Skip to main content

Planning policy in the Guardian. Cool.

Polly Toynbee writing opinion pieces for the Guardian on planning policy is a sure sign that something might be afoot. I would not go as far as to suggest that planning is, has been, or ever will be ‘cool’, but it is front and centre of the new Government’s agenda, which, it is fair to say, it certainly was not under the previous Government.

Toynbee’s piece considers some of the challenges faced by Steve Birkinshaw, Head of Planning & Regeneration at Erewash Borough Council, over the past decade, which are not dissimilar to those faced by planners across the whole country, and highlights both the challenges and opportunities facing the incoming administration.

Birkinshaw talks of his years planning part of HS2’s route to Leeds along an old freight line, which, not cancelled, has still blighted streets along the route because of overarching compulsory purchase powers.

HS2 is unlikely to return at all let alone in its former guise, but the new Government has stated that policy intentions for critical infrastructure will be set out in the coming months, ahead of the updating of relevant national policy statements within a year. Had HS2 been an explicit national policy statement commitment then one imagines that it would have been harder for an individual Prime Minister to scrap it, seemingly on a whim.

Birkinshaw talks of past aspirations for a 2,500-home community on the 190-hectare former Stanton Iron Works. A foreign investor was reportedly about to take on the project, but withdrew when interest rates rose after the Liz Truss ‘Mini-Budget’. The new Government has spoken of redirecting Home England to unlock complex sites like this.

______

» Exercises to complete
A – Answer these questions using the planning policy piece, giving each answer on its own line:
(i) What position does Steve Birkinshaw hold, and at which council?
(ii) How many homes were once planned for the former Stanton Iron Works?
(iii) After what event did the foreign investor withdraw from the Stanton Iron Works project?
B – List every person named in the planning policy piece.
C – Reproduce everything from "Polly Toynbee writing" down to "the incoming administration." in the planning policy piece, substituting "planning officers" for "planners".

» Data
______

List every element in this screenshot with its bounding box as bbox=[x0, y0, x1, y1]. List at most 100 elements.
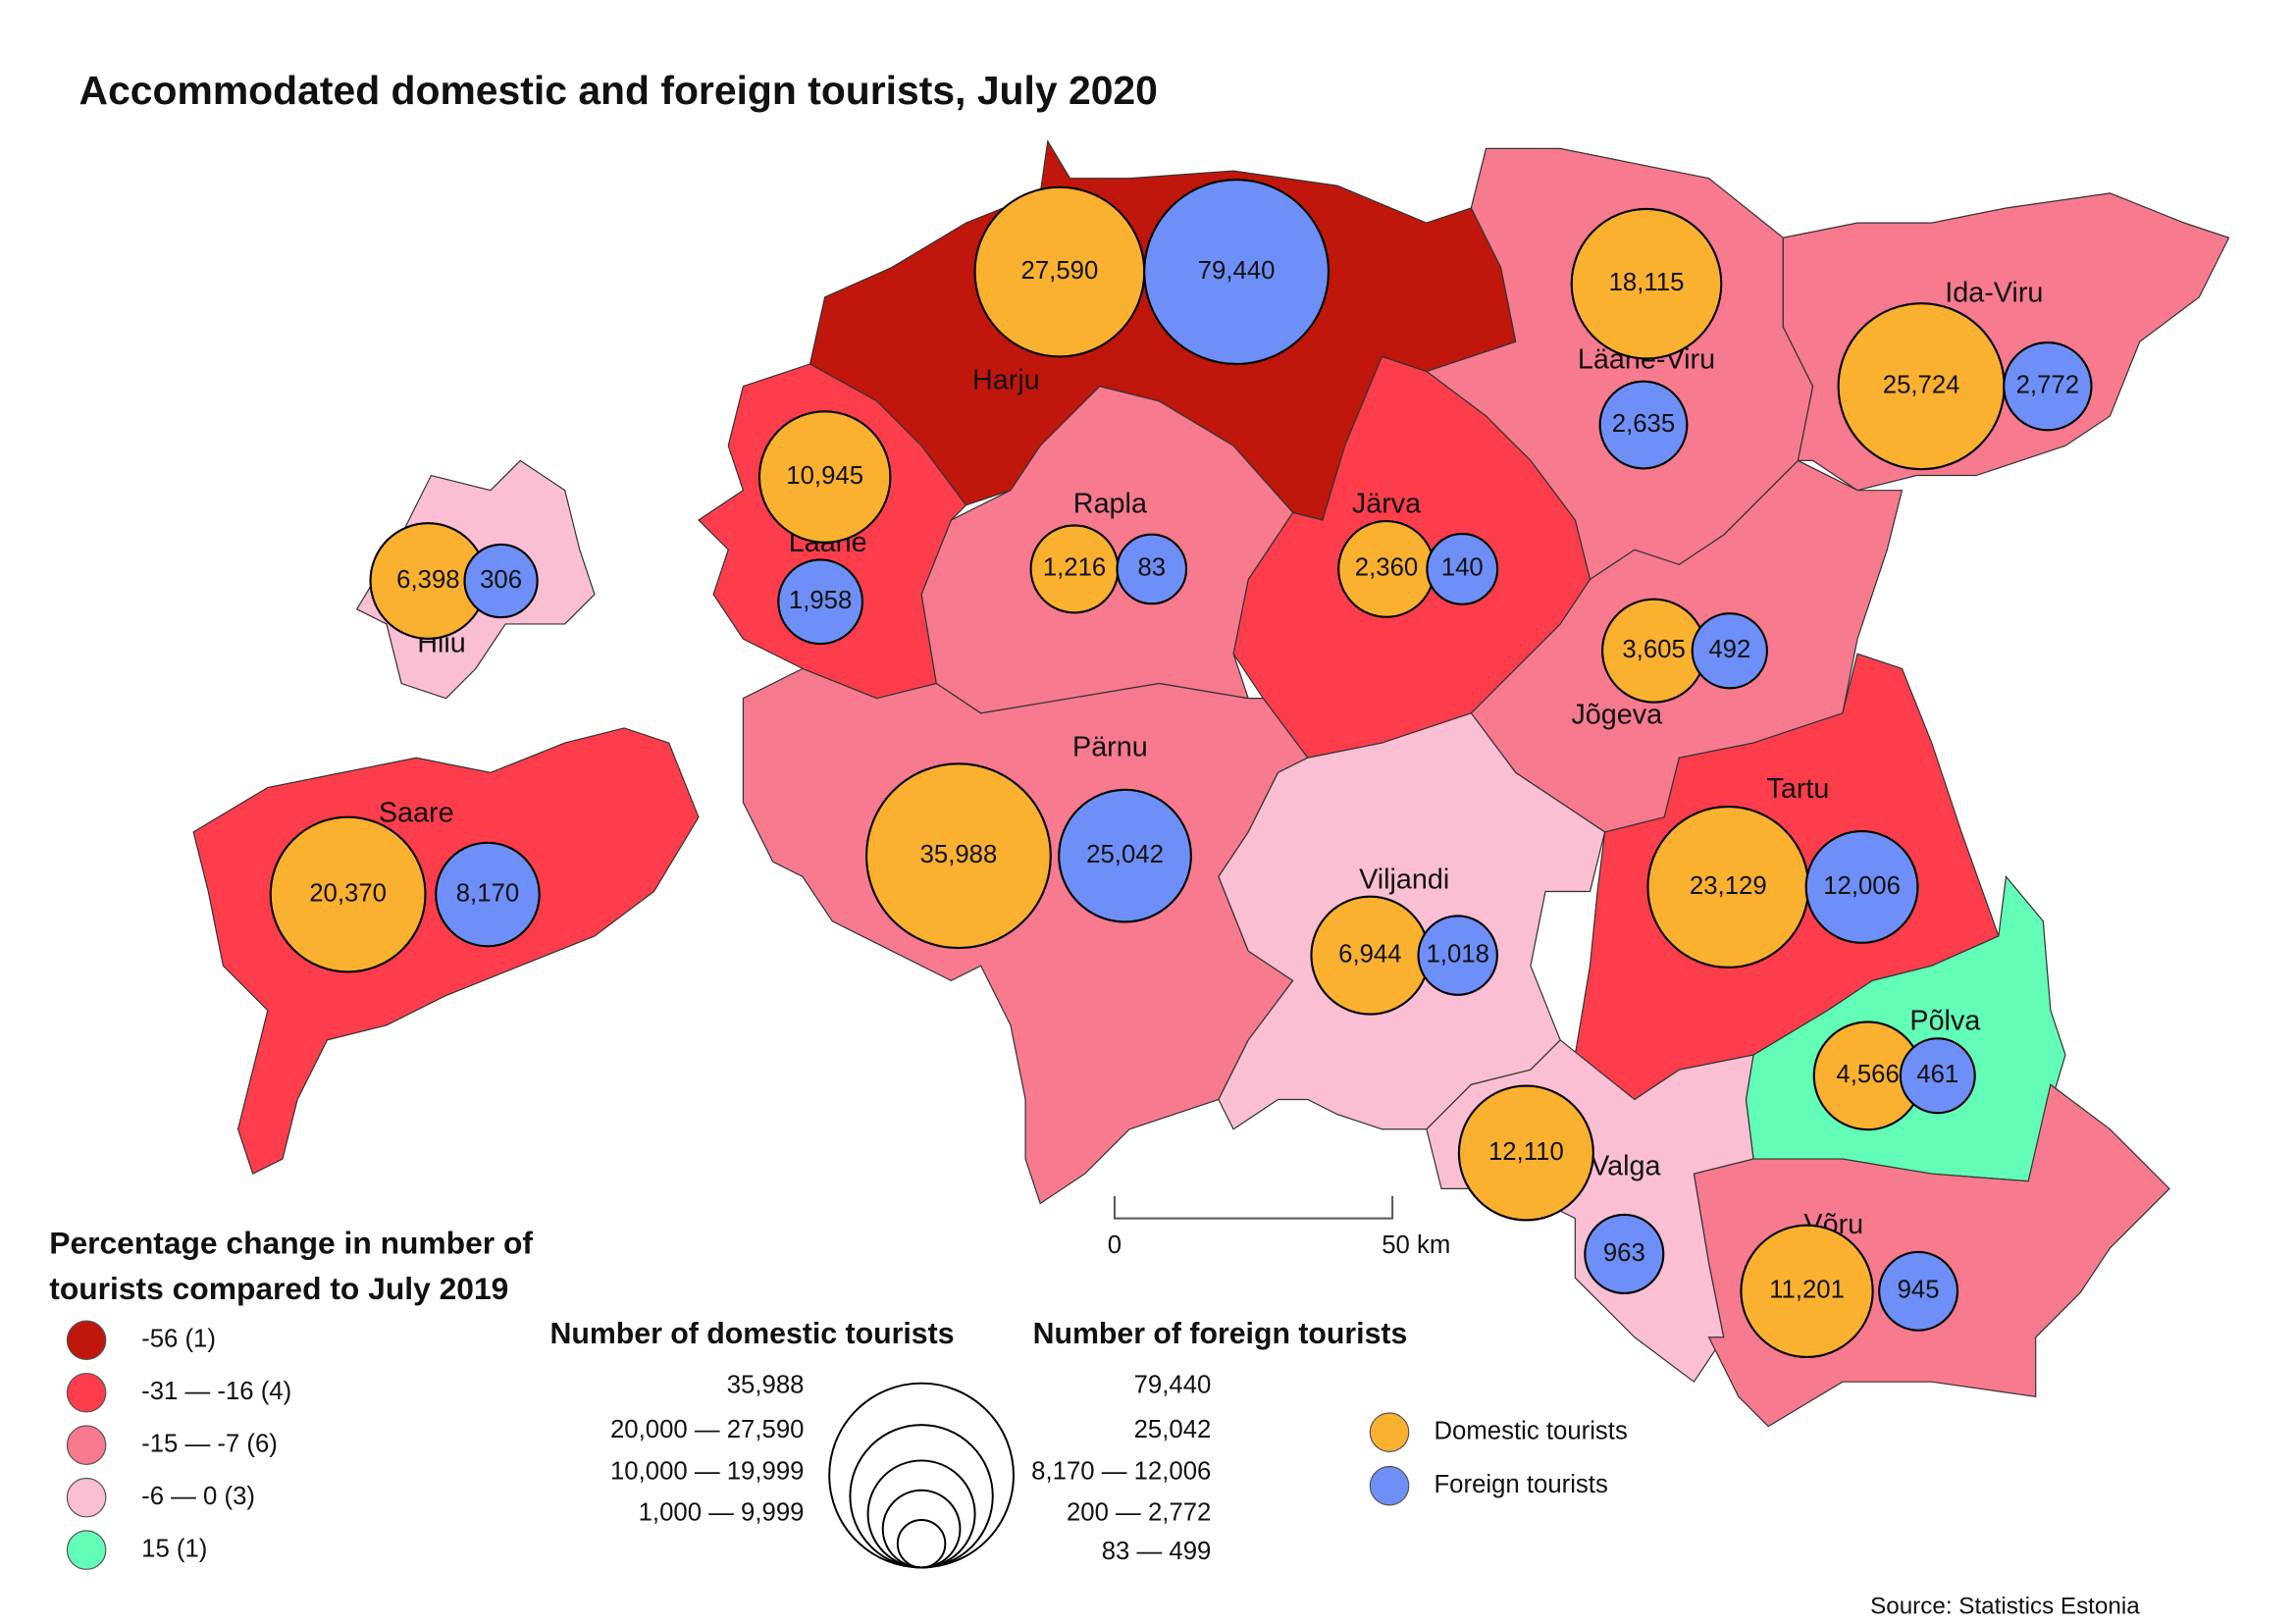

______

» Solutions
A –
(i) Head of Planning & Regeneration at Erewash Borough Council
(ii) 2,500
(iii) The rise in interest rates after the Liz Truss ‘Mini-Budget’

B –
Polly Toynbee
Steve Birkinshaw
Liz Truss

C –
Polly Toynbee writing opinion pieces for the Guardian on planning policy is a sure sign that something might be afoot. I would not go as far as to suggest that planning is, has been, or ever will be ‘cool’, but it is front and centre of the new Government’s agenda, which, it is fair to say, it certainly was not under the previous Government.

Toynbee’s piece considers some of the challenges faced by Steve Birkinshaw, Head of Planning & Regeneration at Erewash Borough Council, over the past decade, which are not dissimilar to those faced by planning officers across the whole country, and highlights both the challenges and opportunities facing the incoming administration.